Directions for this task. Find all the lines with "Sistolico" and gather them.

Entries shown.
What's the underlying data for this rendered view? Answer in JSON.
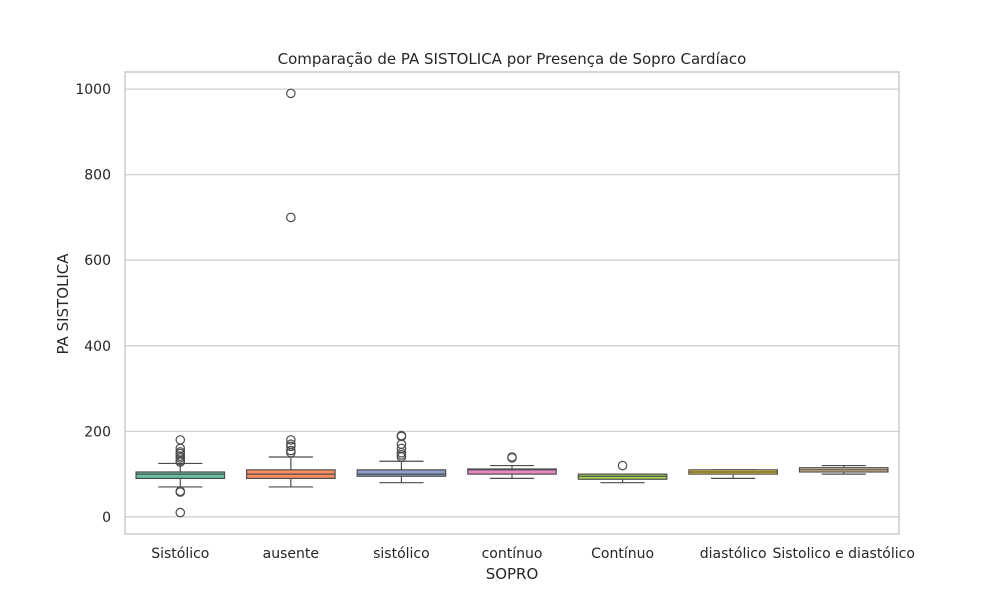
{
  "chart_data": {
    "type": "box",
    "title": "Comparação de PA SISTOLICA por Presença de Sopro Cardíaco",
    "xlabel": "SOPRO",
    "ylabel": "PA SISTOLICA",
    "ylim": [
      -40,
      1040
    ],
    "yticks": [
      0,
      200,
      400,
      600,
      800,
      1000
    ],
    "grid": true,
    "categories": [
      "Sistólico",
      "ausente",
      "sistólico",
      "contínuo",
      "Contínuo",
      "diastólico",
      "Sistolico e diastólico"
    ],
    "boxes": [
      {
        "category": "Sistólico",
        "color": "#66c2a5",
        "whisker_low": 70,
        "q1": 90,
        "median": 100,
        "q3": 105,
        "whisker_high": 125,
        "outliers": [
          180,
          160,
          152,
          148,
          142,
          138,
          132,
          128,
          60,
          58,
          10
        ]
      },
      {
        "category": "ausente",
        "color": "#fc8d62",
        "whisker_low": 70,
        "q1": 90,
        "median": 100,
        "q3": 110,
        "whisker_high": 140,
        "outliers": [
          990,
          700,
          180,
          170,
          165,
          155,
          150
        ]
      },
      {
        "category": "sistólico",
        "color": "#8da0cb",
        "whisker_low": 80,
        "q1": 95,
        "median": 100,
        "q3": 110,
        "whisker_high": 130,
        "outliers": [
          190,
          188,
          170,
          160,
          150,
          145,
          140
        ]
      },
      {
        "category": "contínuo",
        "color": "#e78ac3",
        "whisker_low": 90,
        "q1": 100,
        "median": 110,
        "q3": 112,
        "whisker_high": 120,
        "outliers": [
          140,
          138
        ]
      },
      {
        "category": "Contínuo",
        "color": "#a6d854",
        "whisker_low": 80,
        "q1": 88,
        "median": 95,
        "q3": 100,
        "whisker_high": 100,
        "outliers": [
          120
        ]
      },
      {
        "category": "diastólico",
        "color": "#ffd92f",
        "whisker_low": 90,
        "q1": 100,
        "median": 105,
        "q3": 110,
        "whisker_high": 110,
        "outliers": []
      },
      {
        "category": "Sistolico e diastólico",
        "color": "#e5c494",
        "whisker_low": 100,
        "q1": 105,
        "median": 110,
        "q3": 115,
        "whisker_high": 120,
        "outliers": []
      }
    ]
  }
}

Completed exercise.
      "Sistolico e diastólico"
        "category": "Sistolico e diastólico",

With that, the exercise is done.